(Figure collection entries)
start
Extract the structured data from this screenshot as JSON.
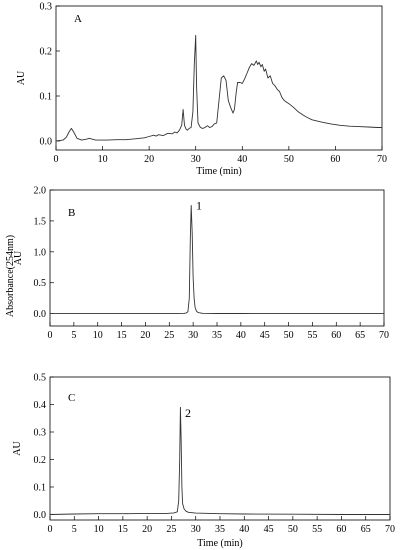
{
  "figure": {
    "shared_ylabel": "Absorbance(254nm)"
  },
  "chart_data": [
    {
      "type": "line",
      "panel_label": "A",
      "xlabel": "Time (min)",
      "ylabel": "AU",
      "xlim": [
        0,
        70
      ],
      "ylim": [
        -0.02,
        0.3
      ],
      "xticks": [
        0,
        10,
        20,
        30,
        40,
        50,
        60,
        70
      ],
      "yticks": [
        0.0,
        0.1,
        0.2,
        0.3
      ],
      "ytick_labels": [
        "0.0",
        "0.1",
        "0.2",
        "0.3"
      ],
      "x": [
        0,
        1.5,
        2.2,
        2.8,
        3.3,
        3.8,
        4.5,
        5.5,
        6.5,
        7.2,
        7.8,
        8.5,
        9.5,
        11,
        13,
        15,
        17,
        19,
        20,
        21,
        21.5,
        22,
        23,
        24,
        25,
        25.5,
        26,
        26.5,
        27,
        27.3,
        27.6,
        27.9,
        28.2,
        28.6,
        29,
        29.4,
        29.7,
        30.0,
        30.2,
        30.5,
        31,
        31.5,
        32,
        32.5,
        33,
        33.5,
        34,
        34.5,
        35,
        35.5,
        36,
        36.5,
        37,
        37.5,
        38,
        38.3,
        38.7,
        39,
        39.5,
        40,
        40.5,
        41,
        41.5,
        42,
        42.5,
        43,
        43.3,
        43.6,
        44,
        44.3,
        44.7,
        45,
        45.5,
        46,
        46.5,
        47,
        47.5,
        48,
        48.5,
        49,
        50,
        51,
        52,
        53,
        54,
        55,
        57,
        59,
        61,
        63,
        65,
        67,
        69,
        70
      ],
      "y": [
        0.0,
        0.002,
        0.008,
        0.02,
        0.028,
        0.02,
        0.006,
        0.002,
        0.004,
        0.006,
        0.004,
        0.002,
        0.002,
        0.002,
        0.003,
        0.003,
        0.005,
        0.007,
        0.01,
        0.013,
        0.011,
        0.014,
        0.012,
        0.017,
        0.016,
        0.02,
        0.018,
        0.024,
        0.035,
        0.07,
        0.035,
        0.027,
        0.024,
        0.028,
        0.03,
        0.065,
        0.17,
        0.235,
        0.12,
        0.04,
        0.03,
        0.028,
        0.03,
        0.034,
        0.03,
        0.032,
        0.038,
        0.04,
        0.09,
        0.14,
        0.145,
        0.135,
        0.09,
        0.075,
        0.062,
        0.07,
        0.108,
        0.13,
        0.13,
        0.128,
        0.138,
        0.15,
        0.163,
        0.172,
        0.168,
        0.178,
        0.17,
        0.175,
        0.165,
        0.17,
        0.155,
        0.16,
        0.14,
        0.145,
        0.128,
        0.123,
        0.115,
        0.11,
        0.097,
        0.09,
        0.083,
        0.075,
        0.065,
        0.058,
        0.052,
        0.047,
        0.042,
        0.038,
        0.035,
        0.033,
        0.032,
        0.031,
        0.03,
        0.03
      ]
    },
    {
      "type": "line",
      "panel_label": "B",
      "peak_label": "1",
      "peak_label_at": [
        30.6,
        1.75
      ],
      "xlabel": "",
      "ylabel": "AU",
      "xlim": [
        0,
        70
      ],
      "ylim": [
        -0.2,
        2.0
      ],
      "xticks": [
        0,
        5,
        10,
        15,
        20,
        25,
        30,
        35,
        40,
        45,
        50,
        55,
        60,
        65,
        70
      ],
      "yticks": [
        0.0,
        0.5,
        1.0,
        1.5,
        2.0
      ],
      "ytick_labels": [
        "0.0",
        "0.5",
        "1.0",
        "1.5",
        "2.0"
      ],
      "x": [
        0,
        10,
        20,
        25,
        27,
        28,
        28.5,
        28.9,
        29.2,
        29.4,
        29.6,
        29.8,
        30.0,
        30.2,
        30.4,
        30.7,
        31,
        31.5,
        32,
        35,
        40,
        50,
        60,
        70
      ],
      "y": [
        0.0,
        0.0,
        0.0,
        0.0,
        0.0,
        0.004,
        0.008,
        0.03,
        0.25,
        1.2,
        1.75,
        1.3,
        0.6,
        0.25,
        0.1,
        0.04,
        0.02,
        0.01,
        0.005,
        0.003,
        0.002,
        0.0,
        0.0,
        0.0
      ]
    },
    {
      "type": "line",
      "panel_label": "C",
      "peak_label": "2",
      "peak_label_at": [
        27.8,
        0.37
      ],
      "xlabel": "Time (min)",
      "ylabel": "AU",
      "xlim": [
        0,
        70
      ],
      "ylim": [
        -0.02,
        0.5
      ],
      "xticks": [
        0,
        5,
        10,
        15,
        20,
        25,
        30,
        35,
        40,
        45,
        50,
        55,
        60,
        65,
        70
      ],
      "yticks": [
        0.0,
        0.1,
        0.2,
        0.3,
        0.4,
        0.5
      ],
      "ytick_labels": [
        "0.0",
        "0.1",
        "0.2",
        "0.3",
        "0.4",
        "0.5"
      ],
      "x": [
        0,
        5,
        10,
        15,
        20,
        24,
        25.5,
        26.2,
        26.5,
        26.7,
        26.85,
        27.0,
        27.15,
        27.3,
        27.6,
        28,
        28.5,
        30,
        35,
        40,
        50,
        60,
        70
      ],
      "y": [
        0.0,
        0.002,
        0.003,
        0.003,
        0.004,
        0.004,
        0.006,
        0.01,
        0.05,
        0.2,
        0.39,
        0.28,
        0.1,
        0.04,
        0.02,
        0.012,
        0.008,
        0.005,
        0.003,
        0.002,
        0.001,
        0.0,
        0.0
      ]
    }
  ]
}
end
#### Stated goal:
From the records given above, reproduce all text exactly and exclude each picture.

#### Task output:
Extract the structured data from this screenshot as JSON.
{
  "figure": {
    "shared_ylabel": "Absorbance(254nm)"
  },
  "chart_data": [
    {
      "type": "line",
      "panel_label": "A",
      "xlabel": "Time (min)",
      "ylabel": "AU",
      "xlim": [
        0,
        70
      ],
      "ylim": [
        -0.02,
        0.3
      ],
      "xticks": [
        0,
        10,
        20,
        30,
        40,
        50,
        60,
        70
      ],
      "yticks": [
        0.0,
        0.1,
        0.2,
        0.3
      ],
      "ytick_labels": [
        "0.0",
        "0.1",
        "0.2",
        "0.3"
      ],
      "x": [
        0,
        1.5,
        2.2,
        2.8,
        3.3,
        3.8,
        4.5,
        5.5,
        6.5,
        7.2,
        7.8,
        8.5,
        9.5,
        11,
        13,
        15,
        17,
        19,
        20,
        21,
        21.5,
        22,
        23,
        24,
        25,
        25.5,
        26,
        26.5,
        27,
        27.3,
        27.6,
        27.9,
        28.2,
        28.6,
        29,
        29.4,
        29.7,
        30.0,
        30.2,
        30.5,
        31,
        31.5,
        32,
        32.5,
        33,
        33.5,
        34,
        34.5,
        35,
        35.5,
        36,
        36.5,
        37,
        37.5,
        38,
        38.3,
        38.7,
        39,
        39.5,
        40,
        40.5,
        41,
        41.5,
        42,
        42.5,
        43,
        43.3,
        43.6,
        44,
        44.3,
        44.7,
        45,
        45.5,
        46,
        46.5,
        47,
        47.5,
        48,
        48.5,
        49,
        50,
        51,
        52,
        53,
        54,
        55,
        57,
        59,
        61,
        63,
        65,
        67,
        69,
        70
      ],
      "y": [
        0.0,
        0.002,
        0.008,
        0.02,
        0.028,
        0.02,
        0.006,
        0.002,
        0.004,
        0.006,
        0.004,
        0.002,
        0.002,
        0.002,
        0.003,
        0.003,
        0.005,
        0.007,
        0.01,
        0.013,
        0.011,
        0.014,
        0.012,
        0.017,
        0.016,
        0.02,
        0.018,
        0.024,
        0.035,
        0.07,
        0.035,
        0.027,
        0.024,
        0.028,
        0.03,
        0.065,
        0.17,
        0.235,
        0.12,
        0.04,
        0.03,
        0.028,
        0.03,
        0.034,
        0.03,
        0.032,
        0.038,
        0.04,
        0.09,
        0.14,
        0.145,
        0.135,
        0.09,
        0.075,
        0.062,
        0.07,
        0.108,
        0.13,
        0.13,
        0.128,
        0.138,
        0.15,
        0.163,
        0.172,
        0.168,
        0.178,
        0.17,
        0.175,
        0.165,
        0.17,
        0.155,
        0.16,
        0.14,
        0.145,
        0.128,
        0.123,
        0.115,
        0.11,
        0.097,
        0.09,
        0.083,
        0.075,
        0.065,
        0.058,
        0.052,
        0.047,
        0.042,
        0.038,
        0.035,
        0.033,
        0.032,
        0.031,
        0.03,
        0.03
      ]
    },
    {
      "type": "line",
      "panel_label": "B",
      "peak_label": "1",
      "peak_label_at": [
        30.6,
        1.75
      ],
      "xlabel": "",
      "ylabel": "AU",
      "xlim": [
        0,
        70
      ],
      "ylim": [
        -0.2,
        2.0
      ],
      "xticks": [
        0,
        5,
        10,
        15,
        20,
        25,
        30,
        35,
        40,
        45,
        50,
        55,
        60,
        65,
        70
      ],
      "yticks": [
        0.0,
        0.5,
        1.0,
        1.5,
        2.0
      ],
      "ytick_labels": [
        "0.0",
        "0.5",
        "1.0",
        "1.5",
        "2.0"
      ],
      "x": [
        0,
        10,
        20,
        25,
        27,
        28,
        28.5,
        28.9,
        29.2,
        29.4,
        29.6,
        29.8,
        30.0,
        30.2,
        30.4,
        30.7,
        31,
        31.5,
        32,
        35,
        40,
        50,
        60,
        70
      ],
      "y": [
        0.0,
        0.0,
        0.0,
        0.0,
        0.0,
        0.004,
        0.008,
        0.03,
        0.25,
        1.2,
        1.75,
        1.3,
        0.6,
        0.25,
        0.1,
        0.04,
        0.02,
        0.01,
        0.005,
        0.003,
        0.002,
        0.0,
        0.0,
        0.0
      ]
    },
    {
      "type": "line",
      "panel_label": "C",
      "peak_label": "2",
      "peak_label_at": [
        27.8,
        0.37
      ],
      "xlabel": "Time (min)",
      "ylabel": "AU",
      "xlim": [
        0,
        70
      ],
      "ylim": [
        -0.02,
        0.5
      ],
      "xticks": [
        0,
        5,
        10,
        15,
        20,
        25,
        30,
        35,
        40,
        45,
        50,
        55,
        60,
        65,
        70
      ],
      "yticks": [
        0.0,
        0.1,
        0.2,
        0.3,
        0.4,
        0.5
      ],
      "ytick_labels": [
        "0.0",
        "0.1",
        "0.2",
        "0.3",
        "0.4",
        "0.5"
      ],
      "x": [
        0,
        5,
        10,
        15,
        20,
        24,
        25.5,
        26.2,
        26.5,
        26.7,
        26.85,
        27.0,
        27.15,
        27.3,
        27.6,
        28,
        28.5,
        30,
        35,
        40,
        50,
        60,
        70
      ],
      "y": [
        0.0,
        0.002,
        0.003,
        0.003,
        0.004,
        0.004,
        0.006,
        0.01,
        0.05,
        0.2,
        0.39,
        0.28,
        0.1,
        0.04,
        0.02,
        0.012,
        0.008,
        0.005,
        0.003,
        0.002,
        0.001,
        0.0,
        0.0
      ]
    }
  ]
}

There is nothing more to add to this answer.